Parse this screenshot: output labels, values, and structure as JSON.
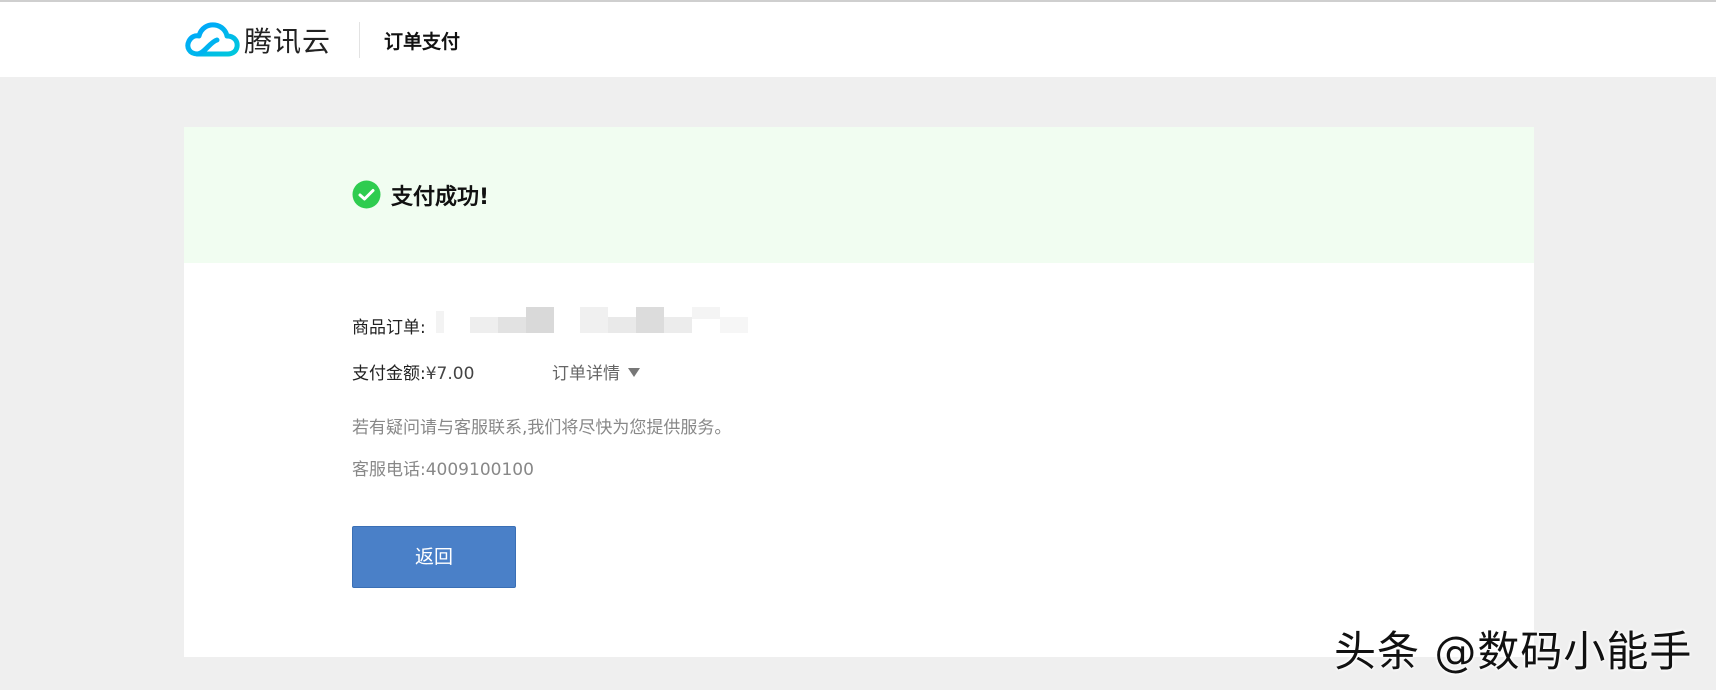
{
  "header": {
    "logo_text": "腾讯云",
    "page_title": "订单支付"
  },
  "status": {
    "message": "支付成功!"
  },
  "order": {
    "order_label": "商品订单:",
    "amount_label": "支付金额:",
    "amount_value": "¥7.00",
    "detail_link": "订单详情"
  },
  "help": {
    "contact_note": "若有疑问请与客服联系,我们将尽快为您提供服务。",
    "phone_label": "客服电话:",
    "phone_value": "4009100100"
  },
  "actions": {
    "back_label": "返回"
  },
  "watermark": {
    "text": "头条 @数码小能手"
  },
  "colors": {
    "accent": "#4a80c8",
    "success": "#2ecc4f",
    "banner_bg": "#f1fdf1",
    "page_bg": "#efefef"
  },
  "icons": {
    "logo": "cloud-logo-icon",
    "status": "check-circle-icon",
    "dropdown": "caret-down-icon"
  }
}
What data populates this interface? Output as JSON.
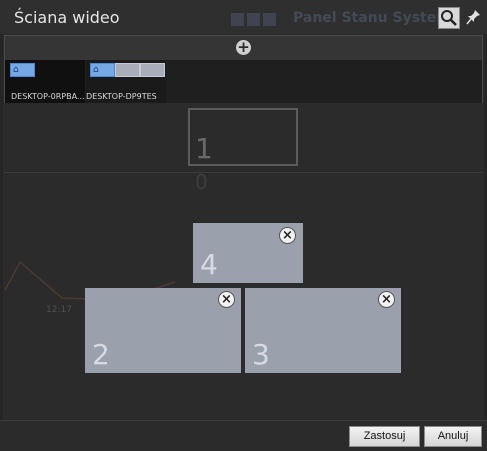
{
  "window": {
    "title": "Ściana wideo"
  },
  "background_ghost": {
    "title": "Panel Stanu System",
    "zero": "0",
    "time": "12:17"
  },
  "toolbar": {
    "search_icon": "search-icon",
    "pin_icon": "pin-icon",
    "add_icon": "plus-circle-icon"
  },
  "monitors": [
    {
      "name": "DESKTOP-0RPBA...",
      "screens": [
        {
          "active": true
        }
      ]
    },
    {
      "name": "DESKTOP-DP9TES",
      "screens": [
        {
          "active": true
        },
        {
          "active": false
        },
        {
          "active": false
        }
      ]
    }
  ],
  "layout": {
    "outline_label": "1",
    "panels": [
      {
        "label": "4",
        "close": "×"
      },
      {
        "label": "2",
        "close": "×"
      },
      {
        "label": "3",
        "close": "×"
      }
    ]
  },
  "footer": {
    "apply_label": "Zastosuj",
    "cancel_label": "Anuluj"
  },
  "colors": {
    "panel": "#9ba0ad",
    "active_screen": "#74a9e6",
    "background": "#2b2b2b"
  }
}
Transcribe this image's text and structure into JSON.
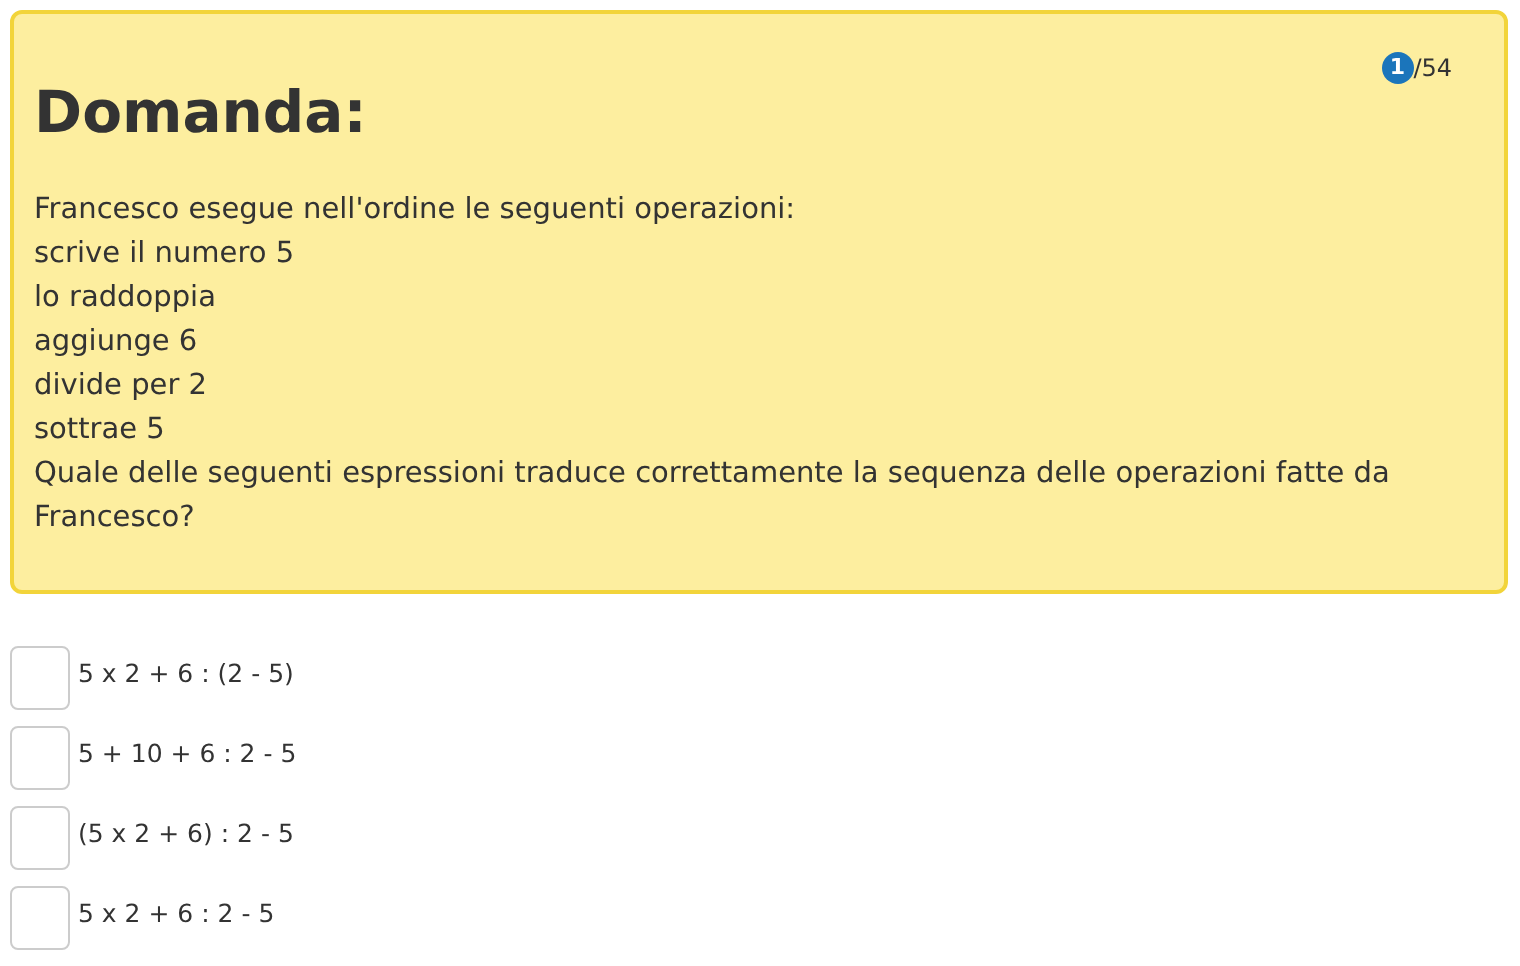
{
  "question": {
    "title": "Domanda:",
    "counter": {
      "current": "1",
      "total": "/54"
    },
    "lines": [
      "Francesco esegue nell'ordine le seguenti operazioni:",
      "scrive il numero 5",
      "lo raddoppia",
      "aggiunge 6",
      "divide per 2",
      "sottrae 5",
      "Quale delle seguenti espressioni traduce correttamente la sequenza delle operazioni fatte da Francesco?"
    ]
  },
  "options": [
    {
      "label": "5 x 2 + 6 : (2 - 5)",
      "checked": false
    },
    {
      "label": "5 + 10 + 6 : 2 - 5",
      "checked": false
    },
    {
      "label": "(5 x 2 + 6) : 2 - 5",
      "checked": false
    },
    {
      "label": "5 x 2 + 6 : 2 - 5",
      "checked": false
    }
  ]
}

■ TASK BRIEF ■
Select every line of the records holding the string "structure".

■ WRITTEN REPLY ■
Parse this screenshot: output labels, values, and structure as JSON.
Transcribe this image's text and structure into JSON.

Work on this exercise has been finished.